● **What the task asks**
Transcribe the records exactly. Pictures do not belong in the transcription.

───── Data extract ─────

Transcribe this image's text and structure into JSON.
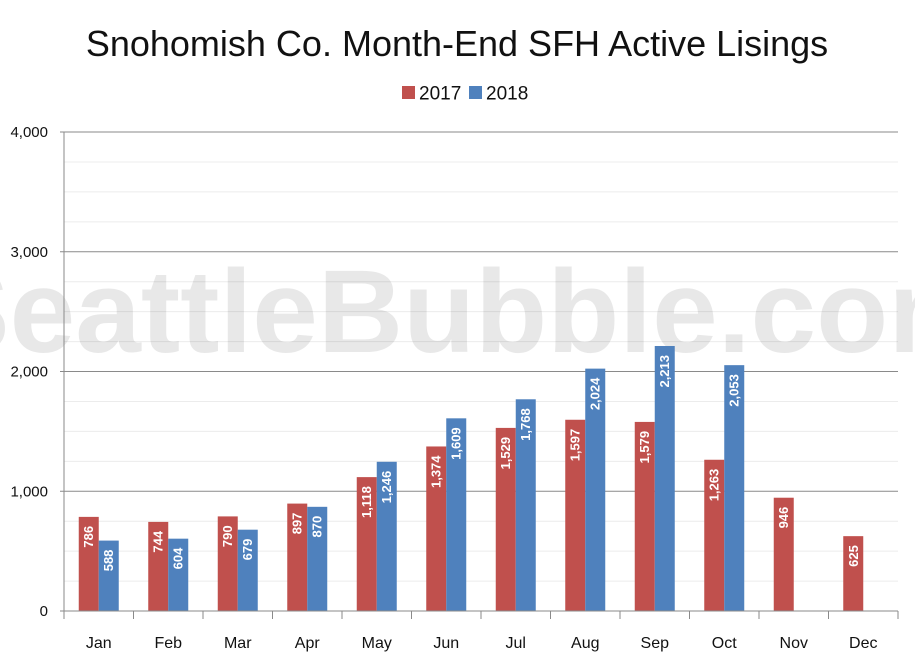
{
  "chart_data": {
    "type": "bar",
    "title": "Snohomish Co. Month-End SFH Active Lisings",
    "watermark": "SeattleBubble.com",
    "categories": [
      "Jan",
      "Feb",
      "Mar",
      "Apr",
      "May",
      "Jun",
      "Jul",
      "Aug",
      "Sep",
      "Oct",
      "Nov",
      "Dec"
    ],
    "series": [
      {
        "name": "2017",
        "color": "#c0504d",
        "values": [
          786,
          744,
          790,
          897,
          1118,
          1374,
          1529,
          1597,
          1579,
          1263,
          946,
          625
        ]
      },
      {
        "name": "2018",
        "color": "#4f81bd",
        "values": [
          588,
          604,
          679,
          870,
          1246,
          1609,
          1768,
          2024,
          2213,
          2053,
          null,
          null
        ]
      }
    ],
    "ylim": [
      0,
      4000
    ],
    "yticks": [
      0,
      1000,
      2000,
      3000,
      4000
    ],
    "ytick_labels": [
      "0",
      "1,000",
      "2,000",
      "3,000",
      "4,000"
    ],
    "grid": true,
    "legend_position": "top-center",
    "xlabel": "",
    "ylabel": ""
  }
}
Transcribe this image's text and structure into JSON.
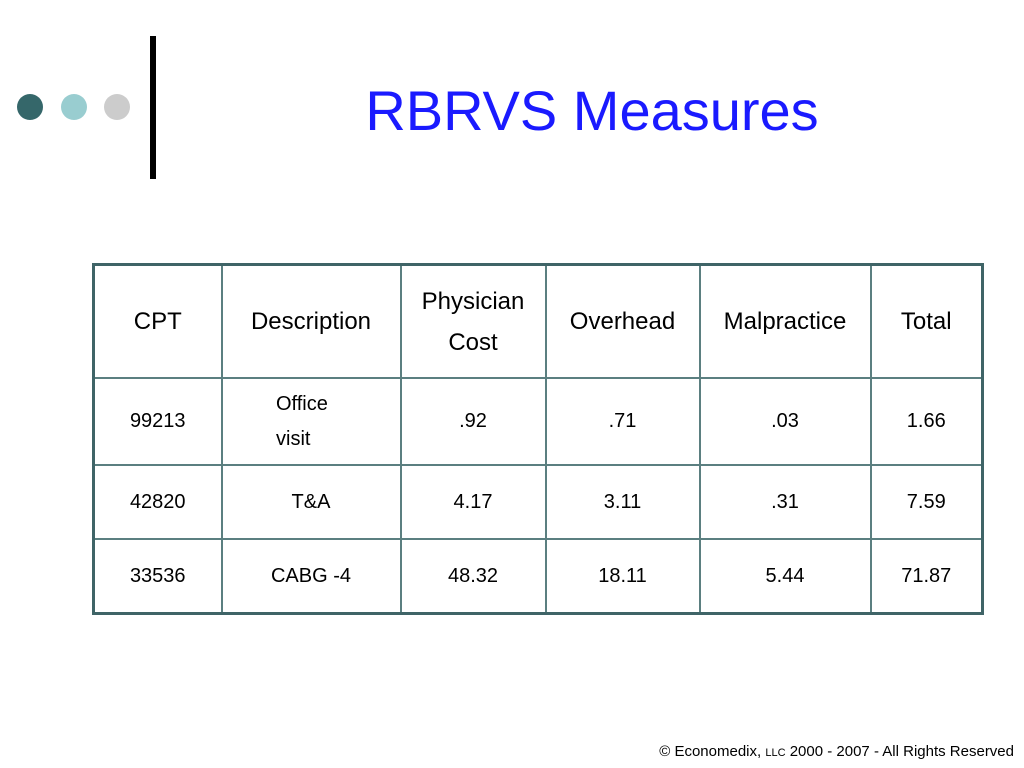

─────

● **Result**
Transcribe this image's text and structure into JSON.
{
  "chart_data": {
    "type": "bar",
    "title": "Snohomish Co. Month-End SFH Active Lisings",
    "watermark": "SeattleBubble.com",
    "categories": [
      "Jan",
      "Feb",
      "Mar",
      "Apr",
      "May",
      "Jun",
      "Jul",
      "Aug",
      "Sep",
      "Oct",
      "Nov",
      "Dec"
    ],
    "series": [
      {
        "name": "2017",
        "color": "#c0504d",
        "values": [
          786,
          744,
          790,
          897,
          1118,
          1374,
          1529,
          1597,
          1579,
          1263,
          946,
          625
        ]
      },
      {
        "name": "2018",
        "color": "#4f81bd",
        "values": [
          588,
          604,
          679,
          870,
          1246,
          1609,
          1768,
          2024,
          2213,
          2053,
          null,
          null
        ]
      }
    ],
    "ylim": [
      0,
      4000
    ],
    "yticks": [
      0,
      1000,
      2000,
      3000,
      4000
    ],
    "ytick_labels": [
      "0",
      "1,000",
      "2,000",
      "3,000",
      "4,000"
    ],
    "grid": true,
    "legend_position": "top-center",
    "xlabel": "",
    "ylabel": ""
  }
}
Transcribe this image's text and structure into JSON.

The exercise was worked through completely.